**Short problem**. Go through the entries and say how many lines contain the string "this". The number is the whole answer.

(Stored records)
....

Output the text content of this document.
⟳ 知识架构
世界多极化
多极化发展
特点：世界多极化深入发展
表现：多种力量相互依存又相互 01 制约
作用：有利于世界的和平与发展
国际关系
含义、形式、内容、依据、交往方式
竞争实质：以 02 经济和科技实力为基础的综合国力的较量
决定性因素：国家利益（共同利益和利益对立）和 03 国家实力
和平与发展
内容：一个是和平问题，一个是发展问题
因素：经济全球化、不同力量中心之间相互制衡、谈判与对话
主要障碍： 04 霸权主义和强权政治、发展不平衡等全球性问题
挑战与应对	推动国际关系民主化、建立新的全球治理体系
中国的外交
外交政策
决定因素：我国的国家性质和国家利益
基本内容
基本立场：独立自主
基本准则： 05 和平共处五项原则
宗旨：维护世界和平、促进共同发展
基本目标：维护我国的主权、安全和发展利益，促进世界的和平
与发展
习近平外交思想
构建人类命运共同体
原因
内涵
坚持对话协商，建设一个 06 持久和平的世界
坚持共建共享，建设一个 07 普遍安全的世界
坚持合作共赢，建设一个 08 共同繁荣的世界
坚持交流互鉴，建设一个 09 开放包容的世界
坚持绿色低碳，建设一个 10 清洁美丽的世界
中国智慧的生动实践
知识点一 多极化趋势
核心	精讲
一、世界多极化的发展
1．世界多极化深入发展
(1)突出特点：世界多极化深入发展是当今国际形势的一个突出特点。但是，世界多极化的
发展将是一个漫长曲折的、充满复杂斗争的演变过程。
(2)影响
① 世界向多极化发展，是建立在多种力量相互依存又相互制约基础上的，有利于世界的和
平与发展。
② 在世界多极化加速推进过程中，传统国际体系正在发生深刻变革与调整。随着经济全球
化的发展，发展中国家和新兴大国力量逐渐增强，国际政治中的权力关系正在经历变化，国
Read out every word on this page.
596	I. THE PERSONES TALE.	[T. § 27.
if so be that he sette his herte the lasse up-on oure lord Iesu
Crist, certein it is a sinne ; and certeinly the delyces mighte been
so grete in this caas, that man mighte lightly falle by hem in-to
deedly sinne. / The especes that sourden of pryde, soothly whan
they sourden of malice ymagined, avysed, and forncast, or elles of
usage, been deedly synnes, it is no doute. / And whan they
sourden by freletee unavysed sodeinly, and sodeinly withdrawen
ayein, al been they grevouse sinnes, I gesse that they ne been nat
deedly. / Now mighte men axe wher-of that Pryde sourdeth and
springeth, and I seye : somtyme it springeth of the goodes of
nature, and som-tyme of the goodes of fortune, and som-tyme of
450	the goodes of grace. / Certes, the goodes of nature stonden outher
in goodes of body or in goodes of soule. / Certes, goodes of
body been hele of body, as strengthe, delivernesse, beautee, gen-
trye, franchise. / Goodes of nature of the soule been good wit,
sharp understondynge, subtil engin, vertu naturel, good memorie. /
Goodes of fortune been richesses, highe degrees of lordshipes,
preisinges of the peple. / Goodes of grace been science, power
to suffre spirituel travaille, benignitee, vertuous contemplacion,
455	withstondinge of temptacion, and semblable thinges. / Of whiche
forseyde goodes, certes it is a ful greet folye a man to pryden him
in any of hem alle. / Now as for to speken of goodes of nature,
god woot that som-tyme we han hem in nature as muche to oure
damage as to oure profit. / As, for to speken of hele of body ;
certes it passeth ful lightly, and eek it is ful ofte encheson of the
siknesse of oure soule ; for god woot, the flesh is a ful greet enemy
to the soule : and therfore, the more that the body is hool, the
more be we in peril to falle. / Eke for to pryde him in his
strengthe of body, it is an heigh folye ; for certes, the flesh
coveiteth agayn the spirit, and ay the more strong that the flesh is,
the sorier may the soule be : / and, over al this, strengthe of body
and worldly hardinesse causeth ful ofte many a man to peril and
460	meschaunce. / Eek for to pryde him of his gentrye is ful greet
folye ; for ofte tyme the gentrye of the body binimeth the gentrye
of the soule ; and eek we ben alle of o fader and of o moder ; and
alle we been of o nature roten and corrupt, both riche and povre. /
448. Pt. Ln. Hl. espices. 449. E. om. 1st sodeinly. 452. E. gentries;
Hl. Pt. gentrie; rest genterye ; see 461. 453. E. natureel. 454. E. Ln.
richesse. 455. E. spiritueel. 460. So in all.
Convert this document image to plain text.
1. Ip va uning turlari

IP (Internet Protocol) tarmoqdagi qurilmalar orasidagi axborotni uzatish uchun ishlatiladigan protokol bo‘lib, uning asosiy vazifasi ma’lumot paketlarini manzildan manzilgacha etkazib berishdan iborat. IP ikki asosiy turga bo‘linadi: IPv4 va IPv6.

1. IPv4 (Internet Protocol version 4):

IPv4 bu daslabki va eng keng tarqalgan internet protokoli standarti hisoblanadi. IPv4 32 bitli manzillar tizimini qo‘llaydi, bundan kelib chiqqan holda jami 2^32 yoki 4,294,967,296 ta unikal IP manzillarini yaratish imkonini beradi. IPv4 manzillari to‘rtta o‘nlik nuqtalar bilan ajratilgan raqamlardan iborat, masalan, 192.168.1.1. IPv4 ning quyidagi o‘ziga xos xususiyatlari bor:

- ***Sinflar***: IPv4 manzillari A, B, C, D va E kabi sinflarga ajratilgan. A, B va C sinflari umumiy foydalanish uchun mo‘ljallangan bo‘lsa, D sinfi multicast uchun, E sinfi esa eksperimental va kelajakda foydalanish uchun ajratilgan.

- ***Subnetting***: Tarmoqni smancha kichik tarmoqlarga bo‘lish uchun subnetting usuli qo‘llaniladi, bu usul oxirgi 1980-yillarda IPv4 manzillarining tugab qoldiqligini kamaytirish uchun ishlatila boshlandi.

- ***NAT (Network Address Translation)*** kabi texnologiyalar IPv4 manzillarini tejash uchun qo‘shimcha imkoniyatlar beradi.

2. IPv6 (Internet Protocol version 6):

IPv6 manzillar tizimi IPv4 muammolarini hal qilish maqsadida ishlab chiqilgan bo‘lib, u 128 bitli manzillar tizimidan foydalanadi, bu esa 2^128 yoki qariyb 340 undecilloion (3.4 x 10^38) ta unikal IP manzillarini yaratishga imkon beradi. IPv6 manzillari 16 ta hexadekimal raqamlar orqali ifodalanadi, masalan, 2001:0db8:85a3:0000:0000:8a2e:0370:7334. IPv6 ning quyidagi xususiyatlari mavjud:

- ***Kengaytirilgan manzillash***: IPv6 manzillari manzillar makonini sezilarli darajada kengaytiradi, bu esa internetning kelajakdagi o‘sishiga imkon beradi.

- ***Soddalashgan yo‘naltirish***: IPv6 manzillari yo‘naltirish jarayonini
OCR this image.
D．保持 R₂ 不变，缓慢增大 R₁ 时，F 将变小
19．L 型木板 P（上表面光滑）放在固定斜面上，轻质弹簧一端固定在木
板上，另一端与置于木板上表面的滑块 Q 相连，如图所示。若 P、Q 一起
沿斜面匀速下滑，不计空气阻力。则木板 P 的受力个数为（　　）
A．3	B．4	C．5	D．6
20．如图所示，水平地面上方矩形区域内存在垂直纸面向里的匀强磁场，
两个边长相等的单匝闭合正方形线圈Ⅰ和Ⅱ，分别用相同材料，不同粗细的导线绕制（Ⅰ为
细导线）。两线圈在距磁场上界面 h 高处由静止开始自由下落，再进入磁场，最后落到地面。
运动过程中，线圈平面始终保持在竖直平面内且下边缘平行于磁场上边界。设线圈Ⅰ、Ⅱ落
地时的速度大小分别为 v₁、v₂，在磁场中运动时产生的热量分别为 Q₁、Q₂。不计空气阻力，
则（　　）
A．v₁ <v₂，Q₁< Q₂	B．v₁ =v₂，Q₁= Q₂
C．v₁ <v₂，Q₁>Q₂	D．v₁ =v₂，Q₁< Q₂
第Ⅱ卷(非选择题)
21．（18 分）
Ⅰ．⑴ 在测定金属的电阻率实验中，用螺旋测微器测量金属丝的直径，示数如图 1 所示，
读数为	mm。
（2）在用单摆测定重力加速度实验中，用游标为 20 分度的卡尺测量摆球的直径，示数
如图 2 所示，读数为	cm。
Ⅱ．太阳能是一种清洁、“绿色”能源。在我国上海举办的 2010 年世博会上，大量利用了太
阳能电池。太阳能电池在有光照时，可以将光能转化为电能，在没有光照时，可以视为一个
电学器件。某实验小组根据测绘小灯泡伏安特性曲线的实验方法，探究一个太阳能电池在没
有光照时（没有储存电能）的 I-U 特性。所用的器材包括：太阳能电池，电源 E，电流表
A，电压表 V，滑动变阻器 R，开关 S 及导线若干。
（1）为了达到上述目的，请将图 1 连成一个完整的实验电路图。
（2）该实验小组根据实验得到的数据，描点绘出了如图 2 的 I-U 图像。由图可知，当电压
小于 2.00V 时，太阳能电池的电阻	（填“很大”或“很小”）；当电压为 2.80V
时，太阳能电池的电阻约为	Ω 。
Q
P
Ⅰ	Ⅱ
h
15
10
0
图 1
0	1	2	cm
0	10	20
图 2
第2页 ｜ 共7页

....

**In response**. 6